What is being asked: Would you return all of this data exactly, leaving nothing out?

Extracted data:

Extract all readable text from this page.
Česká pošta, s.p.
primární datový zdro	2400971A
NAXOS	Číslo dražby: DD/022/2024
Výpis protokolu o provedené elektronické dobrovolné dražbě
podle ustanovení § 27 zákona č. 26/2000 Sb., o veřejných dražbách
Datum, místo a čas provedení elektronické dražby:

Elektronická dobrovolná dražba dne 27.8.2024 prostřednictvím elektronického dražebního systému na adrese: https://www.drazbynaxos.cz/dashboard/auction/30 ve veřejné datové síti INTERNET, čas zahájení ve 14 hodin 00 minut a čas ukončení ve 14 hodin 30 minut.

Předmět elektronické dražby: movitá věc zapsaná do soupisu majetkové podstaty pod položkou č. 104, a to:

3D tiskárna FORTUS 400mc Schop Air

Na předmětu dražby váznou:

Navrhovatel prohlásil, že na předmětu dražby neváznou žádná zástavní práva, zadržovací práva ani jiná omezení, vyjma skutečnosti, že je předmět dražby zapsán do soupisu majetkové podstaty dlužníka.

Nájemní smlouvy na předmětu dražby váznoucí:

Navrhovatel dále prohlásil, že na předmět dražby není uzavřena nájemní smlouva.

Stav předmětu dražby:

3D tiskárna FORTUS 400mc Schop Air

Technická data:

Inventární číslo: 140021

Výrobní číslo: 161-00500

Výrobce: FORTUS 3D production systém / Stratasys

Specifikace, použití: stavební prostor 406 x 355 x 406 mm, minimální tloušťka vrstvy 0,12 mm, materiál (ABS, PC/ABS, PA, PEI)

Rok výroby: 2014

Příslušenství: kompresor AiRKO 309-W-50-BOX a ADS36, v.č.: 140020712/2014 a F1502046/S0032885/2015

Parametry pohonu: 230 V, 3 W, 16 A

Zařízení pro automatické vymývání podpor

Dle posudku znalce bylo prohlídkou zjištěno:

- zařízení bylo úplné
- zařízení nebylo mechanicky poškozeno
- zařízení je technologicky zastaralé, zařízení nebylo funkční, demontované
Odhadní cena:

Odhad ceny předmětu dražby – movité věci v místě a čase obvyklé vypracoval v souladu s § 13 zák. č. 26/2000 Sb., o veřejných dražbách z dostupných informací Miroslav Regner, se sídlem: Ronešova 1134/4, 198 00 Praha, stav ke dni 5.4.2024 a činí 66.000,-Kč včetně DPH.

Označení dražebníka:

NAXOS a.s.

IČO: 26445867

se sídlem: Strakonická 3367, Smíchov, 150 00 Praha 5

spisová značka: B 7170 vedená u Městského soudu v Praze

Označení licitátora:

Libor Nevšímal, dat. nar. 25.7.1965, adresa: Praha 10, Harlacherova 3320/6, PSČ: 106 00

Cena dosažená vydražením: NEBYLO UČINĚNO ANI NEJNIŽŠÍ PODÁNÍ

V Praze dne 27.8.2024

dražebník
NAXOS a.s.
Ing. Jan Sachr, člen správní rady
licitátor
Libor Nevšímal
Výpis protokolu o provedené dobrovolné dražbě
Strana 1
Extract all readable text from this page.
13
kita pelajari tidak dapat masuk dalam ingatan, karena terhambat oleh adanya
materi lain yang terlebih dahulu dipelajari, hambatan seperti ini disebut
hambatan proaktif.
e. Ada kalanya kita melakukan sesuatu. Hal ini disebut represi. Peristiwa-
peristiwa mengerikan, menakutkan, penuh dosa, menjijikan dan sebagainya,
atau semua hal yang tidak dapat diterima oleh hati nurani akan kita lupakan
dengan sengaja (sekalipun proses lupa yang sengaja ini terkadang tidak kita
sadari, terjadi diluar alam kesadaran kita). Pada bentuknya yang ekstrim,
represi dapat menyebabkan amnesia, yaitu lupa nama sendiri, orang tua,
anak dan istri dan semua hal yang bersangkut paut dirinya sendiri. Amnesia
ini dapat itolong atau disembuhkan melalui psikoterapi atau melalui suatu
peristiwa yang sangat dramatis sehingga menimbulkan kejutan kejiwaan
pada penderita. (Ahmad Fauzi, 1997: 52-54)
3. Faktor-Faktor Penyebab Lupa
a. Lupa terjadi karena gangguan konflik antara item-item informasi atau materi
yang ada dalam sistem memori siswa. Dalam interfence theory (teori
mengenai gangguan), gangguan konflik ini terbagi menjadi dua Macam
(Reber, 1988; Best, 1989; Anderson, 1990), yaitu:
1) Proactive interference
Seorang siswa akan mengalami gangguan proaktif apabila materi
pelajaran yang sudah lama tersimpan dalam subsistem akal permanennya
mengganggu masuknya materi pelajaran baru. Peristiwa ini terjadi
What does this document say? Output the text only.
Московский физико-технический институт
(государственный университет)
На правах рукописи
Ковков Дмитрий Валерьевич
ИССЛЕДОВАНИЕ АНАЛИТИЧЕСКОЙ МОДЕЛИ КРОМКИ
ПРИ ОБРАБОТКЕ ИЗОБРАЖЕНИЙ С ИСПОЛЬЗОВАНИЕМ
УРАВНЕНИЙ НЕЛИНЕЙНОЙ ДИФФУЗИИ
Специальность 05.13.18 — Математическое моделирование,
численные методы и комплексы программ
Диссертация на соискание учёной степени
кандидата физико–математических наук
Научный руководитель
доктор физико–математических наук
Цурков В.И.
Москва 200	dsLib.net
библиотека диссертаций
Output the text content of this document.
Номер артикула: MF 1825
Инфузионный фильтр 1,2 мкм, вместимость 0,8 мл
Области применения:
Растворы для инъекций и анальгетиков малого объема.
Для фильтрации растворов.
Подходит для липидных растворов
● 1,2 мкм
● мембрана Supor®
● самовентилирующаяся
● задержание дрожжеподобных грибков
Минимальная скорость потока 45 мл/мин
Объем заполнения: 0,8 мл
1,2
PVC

Answer:
Extract all readable text from this page.
Česká pošta, s.p.
primární datový zdro	2400971A
NAXOS	Číslo dražby: DD/022/2024
Výpis protokolu o provedené elektronické dobrovolné dražbě
podle ustanovení § 27 zákona č. 26/2000 Sb., o veřejných dražbách
Datum, místo a čas provedení elektronické dražby:

Elektronická dobrovolná dražba dne 27.8.2024 prostřednictvím elektronického dražebního systému na adrese: https://www.drazbynaxos.cz/dashboard/auction/30 ve veřejné datové síti INTERNET, čas zahájení ve 14 hodin 00 minut a čas ukončení ve 14 hodin 30 minut.

Předmět elektronické dražby: movitá věc zapsaná do soupisu majetkové podstaty pod položkou č. 104, a to:

3D tiskárna FORTUS 400mc Schop Air

Na předmětu dražby váznou:

Navrhovatel prohlásil, že na předmětu dražby neváznou žádná zástavní práva, zadržovací práva ani jiná omezení, vyjma skutečnosti, že je předmět dražby zapsán do soupisu majetkové podstaty dlužníka.

Nájemní smlouvy na předmětu dražby váznoucí:

Navrhovatel dále prohlásil, že na předmět dražby není uzavřena nájemní smlouva.

Stav předmětu dražby:

3D tiskárna FORTUS 400mc Schop Air

Technická data:

Inventární číslo: 140021

Výrobní číslo: 161-00500

Výrobce: FORTUS 3D production systém / Stratasys

Specifikace, použití: stavební prostor 406 x 355 x 406 mm, minimální tloušťka vrstvy 0,12 mm, materiál (ABS, PC/ABS, PA, PEI)

Rok výroby: 2014

Příslušenství: kompresor AiRKO 309-W-50-BOX a ADS36, v.č.: 140020712/2014 a F1502046/S0032885/2015

Parametry pohonu: 230 V, 3 W, 16 A

Zařízení pro automatické vymývání podpor

Dle posudku znalce bylo prohlídkou zjištěno:

- zařízení bylo úplné
- zařízení nebylo mechanicky poškozeno
- zařízení je technologicky zastaralé, zařízení nebylo funkční, demontované
Odhadní cena:

Odhad ceny předmětu dražby – movité věci v místě a čase obvyklé vypracoval v souladu s § 13 zák. č. 26/2000 Sb., o veřejných dražbách z dostupných informací Miroslav Regner, se sídlem: Ronešova 1134/4, 198 00 Praha, stav ke dni 5.4.2024 a činí 66.000,-Kč včetně DPH.

Označení dražebníka:

NAXOS a.s.

IČO: 26445867

se sídlem: Strakonická 3367, Smíchov, 150 00 Praha 5

spisová značka: B 7170 vedená u Městského soudu v Praze

Označení licitátora:

Libor Nevšímal, dat. nar. 25.7.1965, adresa: Praha 10, Harlacherova 3320/6, PSČ: 106 00

Cena dosažená vydražením: NEBYLO UČINĚNO ANI NEJNIŽŠÍ PODÁNÍ

V Praze dne 27.8.2024

dražebník
NAXOS a.s.
Ing. Jan Sachr, člen správní rady
licitátor
Libor Nevšímal
Výpis protokolu o provedené dobrovolné dražbě
Strana 1
Extract all readable text from this page.
13
kita pelajari tidak dapat masuk dalam ingatan, karena terhambat oleh adanya
materi lain yang terlebih dahulu dipelajari, hambatan seperti ini disebut
hambatan proaktif.
e. Ada kalanya kita melakukan sesuatu. Hal ini disebut represi. Peristiwa-
peristiwa mengerikan, menakutkan, penuh dosa, menjijikan dan sebagainya,
atau semua hal yang tidak dapat diterima oleh hati nurani akan kita lupakan
dengan sengaja (sekalipun proses lupa yang sengaja ini terkadang tidak kita
sadari, terjadi diluar alam kesadaran kita). Pada bentuknya yang ekstrim,
represi dapat menyebabkan amnesia, yaitu lupa nama sendiri, orang tua,
anak dan istri dan semua hal yang bersangkut paut dirinya sendiri. Amnesia
ini dapat itolong atau disembuhkan melalui psikoterapi atau melalui suatu
peristiwa yang sangat dramatis sehingga menimbulkan kejutan kejiwaan
pada penderita. (Ahmad Fauzi, 1997: 52-54)
3. Faktor-Faktor Penyebab Lupa
a. Lupa terjadi karena gangguan konflik antara item-item informasi atau materi
yang ada dalam sistem memori siswa. Dalam interfence theory (teori
mengenai gangguan), gangguan konflik ini terbagi menjadi dua Macam
(Reber, 1988; Best, 1989; Anderson, 1990), yaitu:
1) Proactive interference
Seorang siswa akan mengalami gangguan proaktif apabila materi
pelajaran yang sudah lama tersimpan dalam subsistem akal permanennya
mengganggu masuknya materi pelajaran baru. Peristiwa ini terjadi
What does this document say? Output the text only.
Московский физико-технический институт
(государственный университет)
На правах рукописи
Ковков Дмитрий Валерьевич
ИССЛЕДОВАНИЕ АНАЛИТИЧЕСКОЙ МОДЕЛИ КРОМКИ
ПРИ ОБРАБОТКЕ ИЗОБРАЖЕНИЙ С ИСПОЛЬЗОВАНИЕМ
УРАВНЕНИЙ НЕЛИНЕЙНОЙ ДИФФУЗИИ
Специальность 05.13.18 — Математическое моделирование,
численные методы и комплексы программ
Диссертация на соискание учёной степени
кандидата физико–математических наук
Научный руководитель
доктор физико–математических наук
Цурков В.И.
Москва 200	dsLib.net
библиотека диссертаций
Output the text content of this document.
Номер артикула: MF 1825
Инфузионный фильтр 1,2 мкм, вместимость 0,8 мл
Области применения:
Растворы для инъекций и анальгетиков малого объема.
Для фильтрации растворов.
Подходит для липидных растворов
● 1,2 мкм
● мембрана Supor®
● самовентилирующаяся
● задержание дрожжеподобных грибков
Минимальная скорость потока 45 мл/мин
Объем заполнения: 0,8 мл
1,2
PVC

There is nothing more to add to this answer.